Reproduce the passage about the sonogram bill word for word, in full.

*Extract to read*.
====
So now, what are we left with? We’re left with a new 24 hour waiting period that is much more cumbersome than the last. This “sonogram bill” now requires women to make 2 trips to the clinic to receive her ultrasound 24 hours in advance of her procedure. So essentially, for our patients, the only thing that this bill has managed to change is the number of days they have to take off of work (and arrange child care, use sick/vacation days, find gas money, find a ride, or simply 2 days of crossing her fingers that she doesn’t get fired for a spontaneous 2-day leave. This goes for any friends/family that would like to be with her during the procedure, too.) The sono bill, as it stands, doesn’t satisfy the initially proposed, overarching goal of “educating women.” What it’s all boiled down to is just another obstacle for women and families, with absolutely no rhyme or reason behind it.

The sonogram bill really only made sense (to anti-choicers, at least) as a whole package. We already performed ultrasounds. Now we just have to perform them 24 hours in advance. And for what? We’re very happy that this package has been trimmed down, but we’d really just like to return the whole thing.
====
*Document structure recognition data*.
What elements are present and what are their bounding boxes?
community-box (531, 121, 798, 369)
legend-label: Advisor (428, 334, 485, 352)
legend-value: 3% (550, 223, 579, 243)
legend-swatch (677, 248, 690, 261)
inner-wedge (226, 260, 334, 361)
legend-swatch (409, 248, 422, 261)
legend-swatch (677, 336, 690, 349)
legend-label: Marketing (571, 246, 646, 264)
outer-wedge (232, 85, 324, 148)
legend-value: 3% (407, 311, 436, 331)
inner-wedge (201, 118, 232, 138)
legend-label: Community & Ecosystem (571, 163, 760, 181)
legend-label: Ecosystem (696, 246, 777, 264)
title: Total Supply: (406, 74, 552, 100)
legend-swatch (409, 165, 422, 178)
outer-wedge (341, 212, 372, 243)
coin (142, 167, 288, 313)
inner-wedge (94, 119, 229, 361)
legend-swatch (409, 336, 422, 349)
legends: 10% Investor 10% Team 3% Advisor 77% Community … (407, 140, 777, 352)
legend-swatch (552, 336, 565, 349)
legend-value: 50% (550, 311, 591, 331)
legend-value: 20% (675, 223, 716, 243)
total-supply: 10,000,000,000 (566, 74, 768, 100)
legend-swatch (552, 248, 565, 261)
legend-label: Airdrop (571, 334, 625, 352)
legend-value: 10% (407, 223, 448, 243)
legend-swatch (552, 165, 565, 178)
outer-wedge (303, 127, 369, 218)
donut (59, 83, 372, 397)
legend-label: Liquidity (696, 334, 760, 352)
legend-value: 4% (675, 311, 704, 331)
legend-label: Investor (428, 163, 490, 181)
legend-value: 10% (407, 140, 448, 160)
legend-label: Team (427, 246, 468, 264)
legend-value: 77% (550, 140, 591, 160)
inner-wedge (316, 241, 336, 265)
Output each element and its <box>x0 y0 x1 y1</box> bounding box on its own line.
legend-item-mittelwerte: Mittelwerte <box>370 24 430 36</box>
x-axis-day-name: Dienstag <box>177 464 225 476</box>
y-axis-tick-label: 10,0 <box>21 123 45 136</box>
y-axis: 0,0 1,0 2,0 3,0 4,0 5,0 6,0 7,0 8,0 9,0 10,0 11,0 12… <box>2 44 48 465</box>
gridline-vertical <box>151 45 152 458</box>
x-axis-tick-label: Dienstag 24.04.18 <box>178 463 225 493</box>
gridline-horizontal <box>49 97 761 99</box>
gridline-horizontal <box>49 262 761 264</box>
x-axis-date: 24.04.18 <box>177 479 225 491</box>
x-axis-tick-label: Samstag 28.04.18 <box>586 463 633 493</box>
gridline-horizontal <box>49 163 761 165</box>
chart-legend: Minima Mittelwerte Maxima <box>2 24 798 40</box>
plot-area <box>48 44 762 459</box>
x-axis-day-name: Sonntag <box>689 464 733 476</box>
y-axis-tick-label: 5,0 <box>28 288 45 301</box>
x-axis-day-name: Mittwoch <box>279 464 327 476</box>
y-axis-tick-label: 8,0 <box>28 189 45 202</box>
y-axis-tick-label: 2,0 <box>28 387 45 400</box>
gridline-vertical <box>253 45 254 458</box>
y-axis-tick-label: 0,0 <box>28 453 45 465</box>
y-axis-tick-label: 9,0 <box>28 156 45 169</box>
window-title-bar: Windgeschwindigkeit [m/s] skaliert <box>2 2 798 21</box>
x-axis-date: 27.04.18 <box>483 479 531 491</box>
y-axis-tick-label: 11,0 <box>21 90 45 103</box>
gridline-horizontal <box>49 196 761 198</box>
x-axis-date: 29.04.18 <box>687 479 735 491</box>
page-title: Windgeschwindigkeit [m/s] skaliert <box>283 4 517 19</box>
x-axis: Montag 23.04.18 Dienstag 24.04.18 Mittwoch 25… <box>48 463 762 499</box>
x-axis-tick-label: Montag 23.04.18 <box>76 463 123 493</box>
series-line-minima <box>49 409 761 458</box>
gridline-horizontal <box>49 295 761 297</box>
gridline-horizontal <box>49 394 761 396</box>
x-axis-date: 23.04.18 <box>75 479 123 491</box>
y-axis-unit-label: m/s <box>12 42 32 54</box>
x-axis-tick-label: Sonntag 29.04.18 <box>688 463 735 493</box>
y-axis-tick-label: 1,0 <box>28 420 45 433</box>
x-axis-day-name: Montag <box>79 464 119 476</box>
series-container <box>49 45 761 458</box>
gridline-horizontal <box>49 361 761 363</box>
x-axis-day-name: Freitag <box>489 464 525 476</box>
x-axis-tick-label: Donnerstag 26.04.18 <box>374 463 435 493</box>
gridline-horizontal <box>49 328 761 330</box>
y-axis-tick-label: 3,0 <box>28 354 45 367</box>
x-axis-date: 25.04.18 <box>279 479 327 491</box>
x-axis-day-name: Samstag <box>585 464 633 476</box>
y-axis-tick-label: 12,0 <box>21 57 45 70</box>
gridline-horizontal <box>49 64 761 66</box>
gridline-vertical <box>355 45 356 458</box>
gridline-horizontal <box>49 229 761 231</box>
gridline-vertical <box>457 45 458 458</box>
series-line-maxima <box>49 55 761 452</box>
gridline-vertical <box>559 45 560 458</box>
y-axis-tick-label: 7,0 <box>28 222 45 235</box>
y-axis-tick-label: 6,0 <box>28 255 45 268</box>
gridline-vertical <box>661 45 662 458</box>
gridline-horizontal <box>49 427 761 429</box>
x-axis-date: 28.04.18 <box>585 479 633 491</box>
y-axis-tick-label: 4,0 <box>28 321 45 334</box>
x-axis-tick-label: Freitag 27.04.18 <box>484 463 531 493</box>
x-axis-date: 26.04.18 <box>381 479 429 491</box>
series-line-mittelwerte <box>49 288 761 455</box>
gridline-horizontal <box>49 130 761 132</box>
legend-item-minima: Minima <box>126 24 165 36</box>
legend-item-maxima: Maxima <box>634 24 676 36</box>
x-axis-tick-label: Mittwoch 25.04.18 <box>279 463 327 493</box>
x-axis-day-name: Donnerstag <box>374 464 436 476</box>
====
*Written reply*.
So now, what are we left with? We’re left with a new 24 hour waiting period that is much more cumbersome than the last. This “sonogram bill” now requires women to make 2 trips to the clinic to receive her ultrasound 24 hours in advance of her procedure. So essentially, for our patients, the only thing that this bill has managed to change is the number of days they have to take off of work (and arrange child care, use sick/vacation days, find gas money, find a ride, or simply 2 days of crossing her fingers that she doesn’t get fired for a spontaneous 2-day leave. This goes for any friends/family that would like to be with her during the procedure, too.) The sono bill, as it stands, doesn’t satisfy the initially proposed, overarching goal of “educating women.” What it’s all boiled down to is just another obstacle for women and families, with absolutely no rhyme or reason behind it.

The sonogram bill really only made sense (to anti-choicers, at least) as a whole package. We already performed ultrasounds. Now we just have to perform them 24 hours in advance. And for what? We’re very happy that this package has been trimmed down, but we’d really just like to return the whole thing.